▶ _EXERCISE AIM_
Would it be possible to write out each entry below exactly, without the pictures?

>> start DATASET RECORDS

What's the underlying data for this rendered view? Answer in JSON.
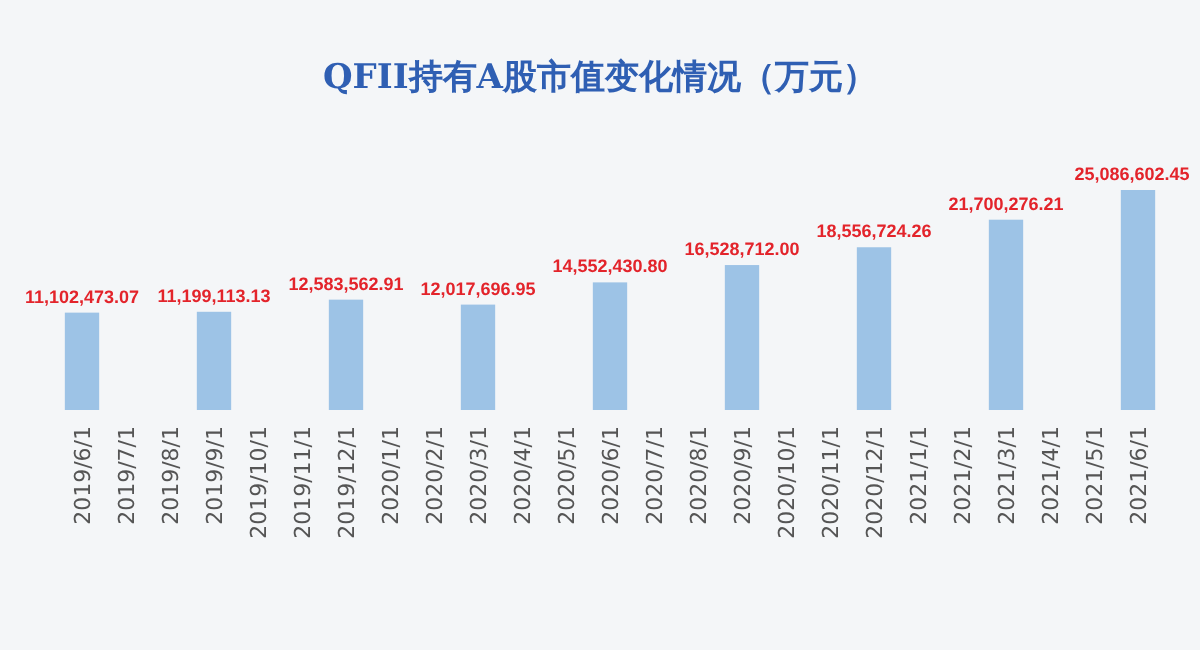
{
  "chart_data": {
    "type": "bar",
    "title": "QFII持有A股市值变化情况（万元）",
    "categories": [
      "2019/6/1",
      "2019/7/1",
      "2019/8/1",
      "2019/9/1",
      "2019/10/1",
      "2019/11/1",
      "2019/12/1",
      "2020/1/1",
      "2020/2/1",
      "2020/3/1",
      "2020/4/1",
      "2020/5/1",
      "2020/6/1",
      "2020/7/1",
      "2020/8/1",
      "2020/9/1",
      "2020/10/1",
      "2020/11/1",
      "2020/12/1",
      "2021/1/1",
      "2021/2/1",
      "2021/3/1",
      "2021/4/1",
      "2021/5/1",
      "2021/6/1"
    ],
    "values": [
      11102473.07,
      null,
      null,
      11199113.13,
      null,
      null,
      12583562.91,
      null,
      null,
      12017696.95,
      null,
      null,
      14552430.8,
      null,
      null,
      16528712.0,
      null,
      null,
      18556724.26,
      null,
      null,
      21700276.21,
      null,
      null,
      25086602.45
    ],
    "value_labels": [
      "11,102,473.07",
      null,
      null,
      "11,199,113.13",
      null,
      null,
      "12,583,562.91",
      null,
      null,
      "12,017,696.95",
      null,
      null,
      "14,552,430.80",
      null,
      null,
      "16,528,712.00",
      null,
      null,
      "18,556,724.26",
      null,
      null,
      "21,700,276.21",
      null,
      null,
      "25,086,602.45"
    ],
    "color": "#9dc3e6",
    "data_labels": true
  }
}
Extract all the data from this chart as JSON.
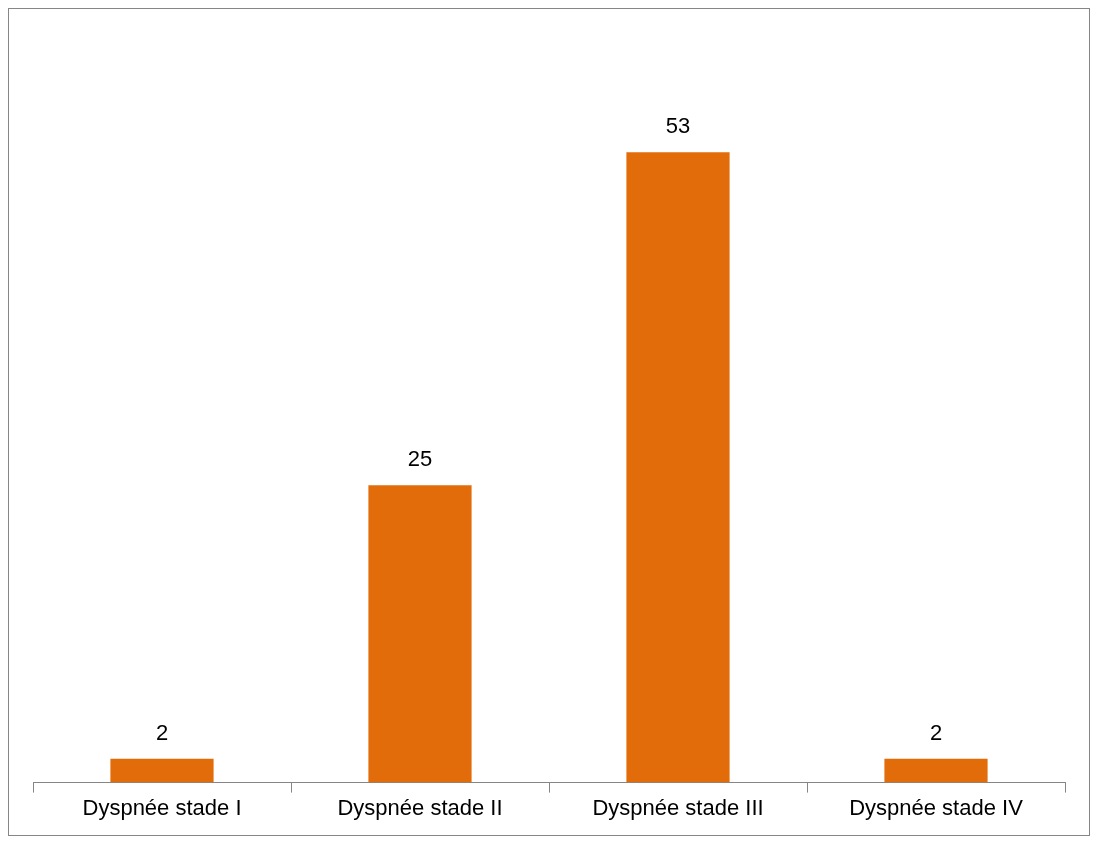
{
  "chart_data": {
    "type": "bar",
    "categories": [
      "Dyspnée stade I",
      "Dyspnée stade II",
      "Dyspnée stade III",
      "Dyspnée stade IV"
    ],
    "values": [
      2,
      25,
      53,
      2
    ],
    "color": "#e36c0a",
    "data_labels": true,
    "grid": false,
    "legend": false
  }
}
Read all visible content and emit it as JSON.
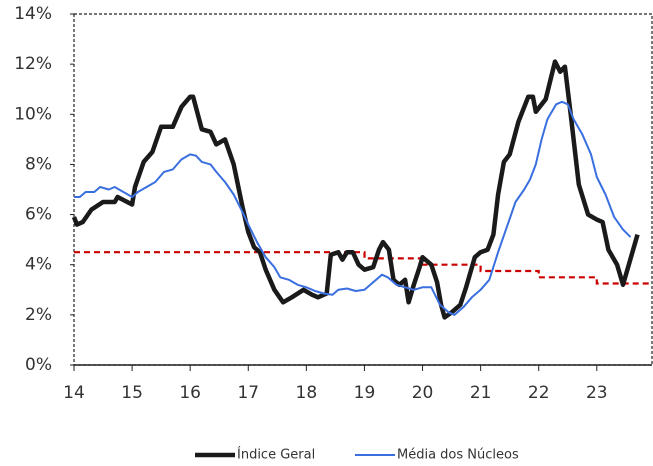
{
  "chart_data": {
    "type": "line",
    "xlim": [
      14,
      23.95
    ],
    "xticks": [
      14,
      15,
      16,
      17,
      18,
      19,
      20,
      21,
      22,
      23
    ],
    "ylim": [
      0,
      14
    ],
    "yticks": [
      {
        "value": 0,
        "label": "0%"
      },
      {
        "value": 2,
        "label": "2%"
      },
      {
        "value": 4,
        "label": "4%"
      },
      {
        "value": 6,
        "label": "6%"
      },
      {
        "value": 8,
        "label": "8%"
      },
      {
        "value": 10,
        "label": "10%"
      },
      {
        "value": 12,
        "label": "12%"
      },
      {
        "value": 14,
        "label": "14%"
      }
    ],
    "legend": "bottom",
    "series": [
      {
        "name": "Índice Geral",
        "color": "#1a1a1a",
        "x": [
          14.0,
          14.05,
          14.15,
          14.3,
          14.5,
          14.7,
          14.75,
          15.0,
          15.05,
          15.2,
          15.35,
          15.5,
          15.7,
          15.85,
          16.0,
          16.05,
          16.2,
          16.35,
          16.45,
          16.6,
          16.75,
          16.9,
          17.0,
          17.1,
          17.2,
          17.3,
          17.45,
          17.6,
          17.75,
          17.95,
          18.1,
          18.2,
          18.35,
          18.42,
          18.55,
          18.62,
          18.7,
          18.8,
          18.9,
          19.0,
          19.15,
          19.25,
          19.32,
          19.42,
          19.5,
          19.6,
          19.7,
          19.76,
          19.85,
          19.95,
          20.0,
          20.15,
          20.25,
          20.32,
          20.38,
          20.5,
          20.65,
          20.75,
          20.9,
          21.0,
          21.12,
          21.22,
          21.3,
          21.4,
          21.5,
          21.65,
          21.82,
          21.9,
          21.95,
          22.12,
          22.28,
          22.37,
          22.45,
          22.55,
          22.69,
          22.85,
          23.0,
          23.1,
          23.2,
          23.35,
          23.45,
          23.55,
          23.7
        ],
        "values": [
          5.9,
          5.6,
          5.7,
          6.2,
          6.5,
          6.5,
          6.7,
          6.4,
          7.1,
          8.1,
          8.5,
          9.5,
          9.5,
          10.3,
          10.7,
          10.7,
          9.4,
          9.3,
          8.8,
          9.0,
          8.0,
          6.3,
          5.3,
          4.7,
          4.5,
          3.8,
          3.0,
          2.5,
          2.7,
          3.0,
          2.8,
          2.7,
          2.85,
          4.4,
          4.5,
          4.2,
          4.5,
          4.5,
          4.0,
          3.8,
          3.9,
          4.6,
          4.9,
          4.6,
          3.4,
          3.2,
          3.4,
          2.5,
          3.2,
          3.9,
          4.3,
          4.0,
          3.3,
          2.4,
          1.9,
          2.1,
          2.4,
          3.1,
          4.3,
          4.5,
          4.6,
          5.2,
          6.8,
          8.1,
          8.4,
          9.7,
          10.7,
          10.7,
          10.1,
          10.6,
          12.1,
          11.7,
          11.9,
          10.0,
          7.2,
          6.0,
          5.8,
          5.7,
          4.6,
          4.0,
          3.2,
          4.0,
          5.2
        ]
      },
      {
        "name": "Média dos Núcleos",
        "color": "#3a6fe0",
        "x": [
          14.0,
          14.1,
          14.2,
          14.35,
          14.45,
          14.6,
          14.7,
          14.85,
          15.0,
          15.1,
          15.25,
          15.4,
          15.55,
          15.7,
          15.85,
          16.0,
          16.1,
          16.2,
          16.35,
          16.45,
          16.6,
          16.75,
          16.9,
          17.0,
          17.15,
          17.3,
          17.45,
          17.55,
          17.7,
          17.85,
          18.0,
          18.15,
          18.3,
          18.45,
          18.55,
          18.7,
          18.85,
          19.0,
          19.15,
          19.3,
          19.4,
          19.55,
          19.7,
          19.85,
          20.0,
          20.15,
          20.3,
          20.45,
          20.55,
          20.7,
          20.85,
          21.0,
          21.15,
          21.3,
          21.45,
          21.6,
          21.75,
          21.85,
          21.95,
          22.05,
          22.15,
          22.3,
          22.4,
          22.5,
          22.6,
          22.75,
          22.9,
          23.0,
          23.15,
          23.3,
          23.45,
          23.58
        ],
        "values": [
          6.7,
          6.7,
          6.9,
          6.9,
          7.1,
          7.0,
          7.1,
          6.9,
          6.7,
          6.9,
          7.1,
          7.3,
          7.7,
          7.8,
          8.2,
          8.4,
          8.35,
          8.1,
          8.0,
          7.7,
          7.3,
          6.8,
          6.1,
          5.6,
          4.9,
          4.3,
          3.9,
          3.5,
          3.4,
          3.2,
          3.1,
          2.95,
          2.85,
          2.8,
          3.0,
          3.05,
          2.95,
          3.0,
          3.3,
          3.6,
          3.5,
          3.2,
          3.1,
          3.0,
          3.1,
          3.1,
          2.4,
          2.1,
          2.0,
          2.3,
          2.7,
          3.0,
          3.4,
          4.5,
          5.5,
          6.5,
          7.0,
          7.4,
          8.0,
          9.0,
          9.8,
          10.4,
          10.5,
          10.4,
          9.8,
          9.2,
          8.4,
          7.5,
          6.8,
          5.9,
          5.4,
          5.1
        ]
      }
    ],
    "target": {
      "color": "#cc0000",
      "x": [
        14,
        19,
        19,
        20,
        20,
        21,
        21,
        22,
        22,
        23,
        23,
        23.95
      ],
      "values": [
        4.5,
        4.5,
        4.25,
        4.25,
        4.0,
        4.0,
        3.75,
        3.75,
        3.5,
        3.5,
        3.25,
        3.25
      ]
    }
  }
}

>> end DATASET RECORDS

▶ _TASK RESPONSE_
What's the underlying data for this rendered view? Answer in JSON.
{
  "chart_data": {
    "type": "bar",
    "title": "QFII持有A股市值变化情况（万元）",
    "categories": [
      "2019/6/1",
      "2019/7/1",
      "2019/8/1",
      "2019/9/1",
      "2019/10/1",
      "2019/11/1",
      "2019/12/1",
      "2020/1/1",
      "2020/2/1",
      "2020/3/1",
      "2020/4/1",
      "2020/5/1",
      "2020/6/1",
      "2020/7/1",
      "2020/8/1",
      "2020/9/1",
      "2020/10/1",
      "2020/11/1",
      "2020/12/1",
      "2021/1/1",
      "2021/2/1",
      "2021/3/1",
      "2021/4/1",
      "2021/5/1",
      "2021/6/1"
    ],
    "values": [
      11102473.07,
      null,
      null,
      11199113.13,
      null,
      null,
      12583562.91,
      null,
      null,
      12017696.95,
      null,
      null,
      14552430.8,
      null,
      null,
      16528712.0,
      null,
      null,
      18556724.26,
      null,
      null,
      21700276.21,
      null,
      null,
      25086602.45
    ],
    "value_labels": [
      "11,102,473.07",
      null,
      null,
      "11,199,113.13",
      null,
      null,
      "12,583,562.91",
      null,
      null,
      "12,017,696.95",
      null,
      null,
      "14,552,430.80",
      null,
      null,
      "16,528,712.00",
      null,
      null,
      "18,556,724.26",
      null,
      null,
      "21,700,276.21",
      null,
      null,
      "25,086,602.45"
    ],
    "color": "#9dc3e6",
    "data_labels": true
  }
}
Extract all the data from this chart as JSON.
{
  "chart_data": {
    "type": "bar",
    "categories": [
      "Dyspnée stade I",
      "Dyspnée stade II",
      "Dyspnée stade III",
      "Dyspnée stade IV"
    ],
    "values": [
      2,
      25,
      53,
      2
    ],
    "color": "#e36c0a",
    "data_labels": true,
    "grid": false,
    "legend": false
  }
}
Read all visible content and emit it as JSON.
{
  "chart_data": {
    "type": "line",
    "xlim": [
      14,
      23.95
    ],
    "xticks": [
      14,
      15,
      16,
      17,
      18,
      19,
      20,
      21,
      22,
      23
    ],
    "ylim": [
      0,
      14
    ],
    "yticks": [
      {
        "value": 0,
        "label": "0%"
      },
      {
        "value": 2,
        "label": "2%"
      },
      {
        "value": 4,
        "label": "4%"
      },
      {
        "value": 6,
        "label": "6%"
      },
      {
        "value": 8,
        "label": "8%"
      },
      {
        "value": 10,
        "label": "10%"
      },
      {
        "value": 12,
        "label": "12%"
      },
      {
        "value": 14,
        "label": "14%"
      }
    ],
    "legend": "bottom",
    "series": [
      {
        "name": "Índice Geral",
        "color": "#1a1a1a",
        "x": [
          14.0,
          14.05,
          14.15,
          14.3,
          14.5,
          14.7,
          14.75,
          15.0,
          15.05,
          15.2,
          15.35,
          15.5,
          15.7,
          15.85,
          16.0,
          16.05,
          16.2,
          16.35,
          16.45,
          16.6,
          16.75,
          16.9,
          17.0,
          17.1,
          17.2,
          17.3,
          17.45,
          17.6,
          17.75,
          17.95,
          18.1,
          18.2,
          18.35,
          18.42,
          18.55,
          18.62,
          18.7,
          18.8,
          18.9,
          19.0,
          19.15,
          19.25,
          19.32,
          19.42,
          19.5,
          19.6,
          19.7,
          19.76,
          19.85,
          19.95,
          20.0,
          20.15,
          20.25,
          20.32,
          20.38,
          20.5,
          20.65,
          20.75,
          20.9,
          21.0,
          21.12,
          21.22,
          21.3,
          21.4,
          21.5,
          21.65,
          21.82,
          21.9,
          21.95,
          22.12,
          22.28,
          22.37,
          22.45,
          22.55,
          22.69,
          22.85,
          23.0,
          23.1,
          23.2,
          23.35,
          23.45,
          23.55,
          23.7
        ],
        "values": [
          5.9,
          5.6,
          5.7,
          6.2,
          6.5,
          6.5,
          6.7,
          6.4,
          7.1,
          8.1,
          8.5,
          9.5,
          9.5,
          10.3,
          10.7,
          10.7,
          9.4,
          9.3,
          8.8,
          9.0,
          8.0,
          6.3,
          5.3,
          4.7,
          4.5,
          3.8,
          3.0,
          2.5,
          2.7,
          3.0,
          2.8,
          2.7,
          2.85,
          4.4,
          4.5,
          4.2,
          4.5,
          4.5,
          4.0,
          3.8,
          3.9,
          4.6,
          4.9,
          4.6,
          3.4,
          3.2,
          3.4,
          2.5,
          3.2,
          3.9,
          4.3,
          4.0,
          3.3,
          2.4,
          1.9,
          2.1,
          2.4,
          3.1,
          4.3,
          4.5,
          4.6,
          5.2,
          6.8,
          8.1,
          8.4,
          9.7,
          10.7,
          10.7,
          10.1,
          10.6,
          12.1,
          11.7,
          11.9,
          10.0,
          7.2,
          6.0,
          5.8,
          5.7,
          4.6,
          4.0,
          3.2,
          4.0,
          5.2
        ]
      },
      {
        "name": "Média dos Núcleos",
        "color": "#3a6fe0",
        "x": [
          14.0,
          14.1,
          14.2,
          14.35,
          14.45,
          14.6,
          14.7,
          14.85,
          15.0,
          15.1,
          15.25,
          15.4,
          15.55,
          15.7,
          15.85,
          16.0,
          16.1,
          16.2,
          16.35,
          16.45,
          16.6,
          16.75,
          16.9,
          17.0,
          17.15,
          17.3,
          17.45,
          17.55,
          17.7,
          17.85,
          18.0,
          18.15,
          18.3,
          18.45,
          18.55,
          18.7,
          18.85,
          19.0,
          19.15,
          19.3,
          19.4,
          19.55,
          19.7,
          19.85,
          20.0,
          20.15,
          20.3,
          20.45,
          20.55,
          20.7,
          20.85,
          21.0,
          21.15,
          21.3,
          21.45,
          21.6,
          21.75,
          21.85,
          21.95,
          22.05,
          22.15,
          22.3,
          22.4,
          22.5,
          22.6,
          22.75,
          22.9,
          23.0,
          23.15,
          23.3,
          23.45,
          23.58
        ],
        "values": [
          6.7,
          6.7,
          6.9,
          6.9,
          7.1,
          7.0,
          7.1,
          6.9,
          6.7,
          6.9,
          7.1,
          7.3,
          7.7,
          7.8,
          8.2,
          8.4,
          8.35,
          8.1,
          8.0,
          7.7,
          7.3,
          6.8,
          6.1,
          5.6,
          4.9,
          4.3,
          3.9,
          3.5,
          3.4,
          3.2,
          3.1,
          2.95,
          2.85,
          2.8,
          3.0,
          3.05,
          2.95,
          3.0,
          3.3,
          3.6,
          3.5,
          3.2,
          3.1,
          3.0,
          3.1,
          3.1,
          2.4,
          2.1,
          2.0,
          2.3,
          2.7,
          3.0,
          3.4,
          4.5,
          5.5,
          6.5,
          7.0,
          7.4,
          8.0,
          9.0,
          9.8,
          10.4,
          10.5,
          10.4,
          9.8,
          9.2,
          8.4,
          7.5,
          6.8,
          5.9,
          5.4,
          5.1
        ]
      }
    ],
    "target": {
      "color": "#cc0000",
      "x": [
        14,
        19,
        19,
        20,
        20,
        21,
        21,
        22,
        22,
        23,
        23,
        23.95
      ],
      "values": [
        4.5,
        4.5,
        4.25,
        4.25,
        4.0,
        4.0,
        3.75,
        3.75,
        3.5,
        3.5,
        3.25,
        3.25
      ]
    }
  }
}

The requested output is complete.